**Goals:**
A – In the slingshot bands thread, which slingshot does the original poster use?
B – Carry on the slingshot bands forum thread from its last lines.

**Text segment:**
--------------------------------

# Bands 101



## RonanMcLlyr (Jan 12, 2022)

I'm shooting bands and have to buy my first set of bands and pouches. I'm shooting an Axiom Ocularis with 3/8" steel. My archery draw length to the corner of my lip is 27" and i draw my slingshot to my earlobe. 

I tried to find something in our forums that covered the basics like terms taper widths, thickness, band length (based on what?) and pouch size. Is there a post that I missed that talks everything bands? Taper? Lengths? Pouch size? Shooting multiples?

How do I choose what's right?

Thanks.


----------



## Highway41 (Dec 19, 2021)

Simple Shot has precut and tied bands that are a good starting point. As long as you're not trying to shoot butterfly. 








Standard Flat Bands (7/16") | SimpleShot Slingshot Bands


Standard Flat Bands from SimpleShot Rubber Slingshot Bands - Made with SimpleShot Premium Latex. Not just a compromise, but an entirely new formulation of latex made specifically for SimpleShot, specifically for slingshot performance! Standard Band Size = 7/16" - 18mm x 22mm - 0.7mm thick...




simple-shot.com


----------



## High Desert Flipper (Aug 29, 2020)

There is a wealth of info on this forum. If anything, there may be too many posts making it hard to find what you are looking for. If you search for tapers or elastic types etc. you will come up with many good threads.

Alternatively, if you provide a few details like the ammo you would like to shoot, your purpose (targets or hunting or both) and some details like your draw length you are likely to get many great suggestions for latex brand, thickness, taper, etc..


----------



## RonanMcLlyr (Jan 12, 2022)

High Desert Flipper said:


> There is a wealth of info on this forum. If anything, there may be too many posts making it hard to find what you are looking for. If you search for tapers or elastic types etc. you will come up with many good threads.
> 
> Alternatively, if you provide a few details like the ammo you would like to shoot, your purpose (targets or hunting or both) and some details like your draw length you are likely to get many great suggestions for latex brand, thickness, taper, etc..

--------------------------------

**Supplied data:**
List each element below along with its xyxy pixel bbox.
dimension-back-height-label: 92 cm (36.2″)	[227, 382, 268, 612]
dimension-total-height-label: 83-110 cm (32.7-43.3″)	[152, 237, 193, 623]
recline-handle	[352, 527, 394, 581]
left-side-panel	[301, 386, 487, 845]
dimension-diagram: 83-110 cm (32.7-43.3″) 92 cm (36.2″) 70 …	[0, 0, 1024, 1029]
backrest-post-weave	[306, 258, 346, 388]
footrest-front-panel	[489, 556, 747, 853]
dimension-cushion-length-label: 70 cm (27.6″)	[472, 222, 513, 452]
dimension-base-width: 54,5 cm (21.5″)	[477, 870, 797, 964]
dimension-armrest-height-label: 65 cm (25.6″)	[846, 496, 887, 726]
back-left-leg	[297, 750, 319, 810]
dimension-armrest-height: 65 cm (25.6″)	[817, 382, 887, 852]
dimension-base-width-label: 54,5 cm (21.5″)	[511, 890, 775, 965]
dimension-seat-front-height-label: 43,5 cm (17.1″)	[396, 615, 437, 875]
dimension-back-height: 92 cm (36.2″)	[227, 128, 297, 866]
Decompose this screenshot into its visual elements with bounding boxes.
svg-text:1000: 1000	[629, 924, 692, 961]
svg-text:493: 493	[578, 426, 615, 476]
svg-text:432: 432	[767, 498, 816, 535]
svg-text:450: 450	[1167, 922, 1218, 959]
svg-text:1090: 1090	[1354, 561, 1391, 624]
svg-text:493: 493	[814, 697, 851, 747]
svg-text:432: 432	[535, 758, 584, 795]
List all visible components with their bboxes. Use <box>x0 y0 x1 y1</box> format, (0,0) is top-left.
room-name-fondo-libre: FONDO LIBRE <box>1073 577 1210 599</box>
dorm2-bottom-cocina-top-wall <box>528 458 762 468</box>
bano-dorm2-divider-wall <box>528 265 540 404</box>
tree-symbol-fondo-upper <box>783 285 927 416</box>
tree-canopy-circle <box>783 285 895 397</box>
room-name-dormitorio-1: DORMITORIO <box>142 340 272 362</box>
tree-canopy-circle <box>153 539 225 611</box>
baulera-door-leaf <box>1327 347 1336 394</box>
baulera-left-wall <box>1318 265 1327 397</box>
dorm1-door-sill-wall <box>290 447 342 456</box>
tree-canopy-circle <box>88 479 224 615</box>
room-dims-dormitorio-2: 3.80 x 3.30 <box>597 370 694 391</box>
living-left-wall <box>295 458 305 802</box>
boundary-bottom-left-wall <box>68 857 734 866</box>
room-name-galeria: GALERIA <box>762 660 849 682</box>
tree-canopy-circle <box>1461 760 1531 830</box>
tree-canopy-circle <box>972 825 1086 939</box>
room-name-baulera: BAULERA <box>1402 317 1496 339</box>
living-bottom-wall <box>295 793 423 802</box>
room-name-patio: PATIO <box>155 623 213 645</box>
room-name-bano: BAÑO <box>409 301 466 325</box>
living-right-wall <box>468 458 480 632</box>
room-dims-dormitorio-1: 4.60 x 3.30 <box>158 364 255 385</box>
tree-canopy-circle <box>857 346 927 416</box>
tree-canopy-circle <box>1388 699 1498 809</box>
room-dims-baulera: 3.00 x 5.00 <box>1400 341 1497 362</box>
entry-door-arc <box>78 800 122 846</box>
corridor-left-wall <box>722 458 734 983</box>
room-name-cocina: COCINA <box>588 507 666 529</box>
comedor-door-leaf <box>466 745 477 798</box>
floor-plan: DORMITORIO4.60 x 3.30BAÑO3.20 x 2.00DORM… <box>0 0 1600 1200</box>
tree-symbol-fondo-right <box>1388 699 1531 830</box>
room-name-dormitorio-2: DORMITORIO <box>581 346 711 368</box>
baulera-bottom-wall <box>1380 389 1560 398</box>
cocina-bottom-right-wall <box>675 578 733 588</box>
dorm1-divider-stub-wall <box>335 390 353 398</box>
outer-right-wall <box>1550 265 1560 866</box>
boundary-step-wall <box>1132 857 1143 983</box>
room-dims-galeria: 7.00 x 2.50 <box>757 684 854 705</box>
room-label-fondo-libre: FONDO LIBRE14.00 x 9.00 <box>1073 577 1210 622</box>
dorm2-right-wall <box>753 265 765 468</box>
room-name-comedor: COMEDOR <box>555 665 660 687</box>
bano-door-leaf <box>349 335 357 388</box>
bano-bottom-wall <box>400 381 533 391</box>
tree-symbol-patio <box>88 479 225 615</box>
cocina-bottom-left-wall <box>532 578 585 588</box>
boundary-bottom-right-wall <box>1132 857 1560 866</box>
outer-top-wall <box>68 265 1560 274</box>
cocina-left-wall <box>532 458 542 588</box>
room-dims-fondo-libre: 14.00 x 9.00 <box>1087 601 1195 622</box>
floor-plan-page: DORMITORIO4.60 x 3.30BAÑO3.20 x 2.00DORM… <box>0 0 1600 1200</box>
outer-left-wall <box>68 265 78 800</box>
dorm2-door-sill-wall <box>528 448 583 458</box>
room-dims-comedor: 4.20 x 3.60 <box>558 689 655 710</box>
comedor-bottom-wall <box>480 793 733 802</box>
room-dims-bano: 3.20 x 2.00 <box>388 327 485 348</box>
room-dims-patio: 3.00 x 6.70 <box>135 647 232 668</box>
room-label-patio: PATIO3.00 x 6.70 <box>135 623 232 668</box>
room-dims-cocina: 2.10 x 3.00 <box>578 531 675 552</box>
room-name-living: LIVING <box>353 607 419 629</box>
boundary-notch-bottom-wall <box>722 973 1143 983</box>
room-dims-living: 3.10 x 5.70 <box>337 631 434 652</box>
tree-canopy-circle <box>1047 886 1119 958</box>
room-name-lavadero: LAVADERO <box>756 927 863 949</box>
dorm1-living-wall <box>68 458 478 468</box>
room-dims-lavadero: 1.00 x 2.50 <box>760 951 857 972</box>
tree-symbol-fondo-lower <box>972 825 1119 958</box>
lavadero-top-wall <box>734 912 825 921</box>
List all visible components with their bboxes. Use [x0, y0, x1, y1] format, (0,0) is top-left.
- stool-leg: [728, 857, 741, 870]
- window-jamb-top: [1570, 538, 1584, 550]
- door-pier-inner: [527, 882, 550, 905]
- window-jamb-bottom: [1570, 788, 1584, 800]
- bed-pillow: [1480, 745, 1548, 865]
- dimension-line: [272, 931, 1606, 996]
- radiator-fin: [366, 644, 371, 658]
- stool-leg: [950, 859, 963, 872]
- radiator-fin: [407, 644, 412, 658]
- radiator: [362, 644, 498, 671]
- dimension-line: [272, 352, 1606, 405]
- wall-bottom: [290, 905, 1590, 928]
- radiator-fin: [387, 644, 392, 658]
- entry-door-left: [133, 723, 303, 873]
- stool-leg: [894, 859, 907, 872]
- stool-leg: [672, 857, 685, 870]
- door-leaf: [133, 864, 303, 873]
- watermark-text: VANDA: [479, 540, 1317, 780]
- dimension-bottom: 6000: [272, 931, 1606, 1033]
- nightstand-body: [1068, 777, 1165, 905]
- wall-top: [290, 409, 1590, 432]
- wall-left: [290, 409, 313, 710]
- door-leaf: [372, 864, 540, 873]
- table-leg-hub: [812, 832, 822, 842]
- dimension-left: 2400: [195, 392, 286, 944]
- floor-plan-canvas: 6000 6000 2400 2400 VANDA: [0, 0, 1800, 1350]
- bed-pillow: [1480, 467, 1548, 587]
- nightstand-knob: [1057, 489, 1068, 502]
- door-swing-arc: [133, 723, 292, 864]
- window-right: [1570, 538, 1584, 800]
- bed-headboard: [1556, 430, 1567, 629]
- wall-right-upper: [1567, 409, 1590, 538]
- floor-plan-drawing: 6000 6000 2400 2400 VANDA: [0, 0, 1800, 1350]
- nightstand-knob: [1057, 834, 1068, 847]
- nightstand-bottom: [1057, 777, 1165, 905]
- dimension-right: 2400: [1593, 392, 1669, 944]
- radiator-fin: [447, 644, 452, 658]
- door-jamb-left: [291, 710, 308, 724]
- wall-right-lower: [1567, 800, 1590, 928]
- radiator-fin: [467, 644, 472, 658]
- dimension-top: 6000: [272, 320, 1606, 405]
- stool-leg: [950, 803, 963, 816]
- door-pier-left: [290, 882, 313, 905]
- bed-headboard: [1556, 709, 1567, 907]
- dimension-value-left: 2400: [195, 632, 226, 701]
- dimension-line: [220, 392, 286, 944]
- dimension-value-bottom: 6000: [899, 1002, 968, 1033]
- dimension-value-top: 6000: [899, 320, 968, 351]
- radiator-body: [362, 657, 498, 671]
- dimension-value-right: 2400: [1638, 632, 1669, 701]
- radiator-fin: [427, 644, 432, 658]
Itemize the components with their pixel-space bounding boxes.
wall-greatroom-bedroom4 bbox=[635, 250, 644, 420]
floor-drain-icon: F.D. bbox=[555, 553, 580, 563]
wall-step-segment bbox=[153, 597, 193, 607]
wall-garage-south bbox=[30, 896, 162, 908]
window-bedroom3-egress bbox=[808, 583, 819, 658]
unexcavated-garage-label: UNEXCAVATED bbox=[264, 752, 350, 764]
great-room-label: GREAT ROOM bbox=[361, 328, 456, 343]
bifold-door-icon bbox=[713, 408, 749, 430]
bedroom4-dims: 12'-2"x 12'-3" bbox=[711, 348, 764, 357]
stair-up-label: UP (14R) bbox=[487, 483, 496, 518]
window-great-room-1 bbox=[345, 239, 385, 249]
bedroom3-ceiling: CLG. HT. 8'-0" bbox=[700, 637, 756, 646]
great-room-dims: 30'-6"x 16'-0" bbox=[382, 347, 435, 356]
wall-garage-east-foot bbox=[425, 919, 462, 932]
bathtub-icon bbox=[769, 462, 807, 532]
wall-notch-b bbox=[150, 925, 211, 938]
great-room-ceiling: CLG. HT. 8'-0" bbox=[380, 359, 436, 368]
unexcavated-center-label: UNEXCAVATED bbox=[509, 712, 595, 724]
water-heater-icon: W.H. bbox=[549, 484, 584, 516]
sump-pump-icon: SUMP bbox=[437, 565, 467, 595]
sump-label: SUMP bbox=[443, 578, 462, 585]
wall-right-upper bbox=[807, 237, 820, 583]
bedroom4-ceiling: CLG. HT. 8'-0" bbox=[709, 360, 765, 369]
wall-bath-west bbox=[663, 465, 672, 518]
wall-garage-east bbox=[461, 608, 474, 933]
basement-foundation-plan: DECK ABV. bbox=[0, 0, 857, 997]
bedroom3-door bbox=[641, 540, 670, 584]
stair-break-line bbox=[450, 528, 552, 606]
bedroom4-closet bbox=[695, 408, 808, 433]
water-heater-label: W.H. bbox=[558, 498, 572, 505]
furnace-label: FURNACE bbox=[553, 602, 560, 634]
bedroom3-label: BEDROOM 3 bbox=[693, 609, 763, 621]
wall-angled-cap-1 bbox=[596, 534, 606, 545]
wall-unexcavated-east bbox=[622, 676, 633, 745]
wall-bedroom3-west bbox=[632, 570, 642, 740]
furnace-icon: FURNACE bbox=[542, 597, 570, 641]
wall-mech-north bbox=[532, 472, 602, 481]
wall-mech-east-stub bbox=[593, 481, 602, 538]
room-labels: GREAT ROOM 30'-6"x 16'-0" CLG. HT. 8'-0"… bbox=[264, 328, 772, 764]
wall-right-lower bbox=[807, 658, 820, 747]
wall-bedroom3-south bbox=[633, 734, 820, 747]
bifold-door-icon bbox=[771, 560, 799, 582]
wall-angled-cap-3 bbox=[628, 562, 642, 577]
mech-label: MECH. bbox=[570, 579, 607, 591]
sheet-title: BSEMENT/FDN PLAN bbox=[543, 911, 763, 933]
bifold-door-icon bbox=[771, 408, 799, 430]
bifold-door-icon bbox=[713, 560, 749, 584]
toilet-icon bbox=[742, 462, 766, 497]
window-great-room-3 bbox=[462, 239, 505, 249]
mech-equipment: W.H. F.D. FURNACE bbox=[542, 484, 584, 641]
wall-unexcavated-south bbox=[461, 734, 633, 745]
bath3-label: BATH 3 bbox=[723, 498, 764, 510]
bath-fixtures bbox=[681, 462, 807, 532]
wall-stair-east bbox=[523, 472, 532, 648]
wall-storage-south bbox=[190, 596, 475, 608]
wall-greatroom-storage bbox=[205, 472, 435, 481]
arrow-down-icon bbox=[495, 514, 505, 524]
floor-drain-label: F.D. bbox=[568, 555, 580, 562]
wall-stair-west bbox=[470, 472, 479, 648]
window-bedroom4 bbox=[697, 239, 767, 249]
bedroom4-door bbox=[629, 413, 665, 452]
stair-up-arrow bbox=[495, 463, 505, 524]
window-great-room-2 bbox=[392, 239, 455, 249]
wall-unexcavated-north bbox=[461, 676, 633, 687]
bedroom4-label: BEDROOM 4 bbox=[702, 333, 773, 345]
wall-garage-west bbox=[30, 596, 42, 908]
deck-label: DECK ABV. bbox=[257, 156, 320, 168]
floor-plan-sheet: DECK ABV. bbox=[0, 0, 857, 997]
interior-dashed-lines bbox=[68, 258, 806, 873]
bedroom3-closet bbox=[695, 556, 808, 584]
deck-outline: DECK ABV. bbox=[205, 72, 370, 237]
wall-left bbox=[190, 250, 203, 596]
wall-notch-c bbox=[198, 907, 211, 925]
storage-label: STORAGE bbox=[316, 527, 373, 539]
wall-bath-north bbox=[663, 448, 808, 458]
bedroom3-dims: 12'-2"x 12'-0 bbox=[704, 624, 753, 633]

--------------------------------

**Responses by task:**
A – An Axiom Ocularis.

B –
Some of my questions are the terminology itself. I know what a taper is but not what the numbers associated with it is like 30/20. I see 1842 related to bands and 5mm but don't know what that means. 🤔 I'll edit my main post to include that information. Thanks!


----------



## High Desert Flipper (Aug 29, 2020)

RonanMcLlyr said:


> Some of my questions are the terminology itself. I know what a taper is but not what the numbers associated with it is like 30/20. I see 1842 related to bands and 5mm but don't know what that means. 🤔 I'll edit my main post to include that information. Thanks!


The numbers are the taper measurements. 30/20 would be a band that is 30mm wide at one end and 20mm wide at the other, tapering from 30mm to 20mm. Sometimes measured in metric and sometimes English like 3/4-1/2 tapers, 3/4" to 1/2" taper over the length of the band.

I believe 1842 are tubes and not flat bands. I don't really use tubes and don't get the jargon around them.


----------



## RonanMcLlyr (Jan 12, 2022)

High Desert Flipper said:


> The numbers are the taper measurements. 30/20 would be a band that is 30mm wide at one end and 20mm wide at the other, tapering from 30mm to 20mm. Sometimes measured in metric and sometimes English like 3/4-1/2 tapers, 3/4" to 1/2" taper over the length of the band.
> 
> I believe 1842 are tubes and not flat bands. I don't really use tubes and don't get the jargon around them.


So does the 30/20 run 30mm at the forks and 20mm at the pouch?


----------



## StringSlap (Mar 2, 2019)

RonanMcLlyr said:


> So does the 30/20 run 30mm at the forks and 20mm at the pouch?


Yup!


----------



## Whytey (Sep 26, 2021)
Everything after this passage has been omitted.